◆ Stated exercise ◆
Pull every line with the word "person" out of the entries below.

[BEGIN Entries provided]

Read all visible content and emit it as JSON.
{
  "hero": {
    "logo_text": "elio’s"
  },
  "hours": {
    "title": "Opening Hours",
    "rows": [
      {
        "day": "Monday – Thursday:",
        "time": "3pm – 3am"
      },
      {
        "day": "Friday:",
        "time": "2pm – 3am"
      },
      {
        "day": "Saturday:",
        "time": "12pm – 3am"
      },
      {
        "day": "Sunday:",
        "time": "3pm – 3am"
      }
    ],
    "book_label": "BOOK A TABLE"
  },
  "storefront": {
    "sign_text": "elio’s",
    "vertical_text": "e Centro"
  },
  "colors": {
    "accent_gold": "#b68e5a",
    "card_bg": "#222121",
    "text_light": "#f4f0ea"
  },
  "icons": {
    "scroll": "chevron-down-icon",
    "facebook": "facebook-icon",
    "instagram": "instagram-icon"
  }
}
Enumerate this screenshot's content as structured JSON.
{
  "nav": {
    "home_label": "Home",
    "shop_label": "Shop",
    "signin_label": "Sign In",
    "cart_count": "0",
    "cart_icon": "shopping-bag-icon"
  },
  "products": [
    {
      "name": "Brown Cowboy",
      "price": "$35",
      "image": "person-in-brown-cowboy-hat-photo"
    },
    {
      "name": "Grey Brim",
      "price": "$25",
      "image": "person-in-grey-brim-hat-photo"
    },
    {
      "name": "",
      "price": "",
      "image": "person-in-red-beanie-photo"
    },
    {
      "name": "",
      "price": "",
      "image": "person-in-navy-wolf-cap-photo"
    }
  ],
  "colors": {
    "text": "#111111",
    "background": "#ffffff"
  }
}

[END Entries provided]

◆ Result for this exercise ◆
      "image": "person-in-brown-cowboy-hat-photo"
      "image": "person-in-grey-brim-hat-photo"
      "image": "person-in-red-beanie-photo"
      "image": "person-in-navy-wolf-cap-photo"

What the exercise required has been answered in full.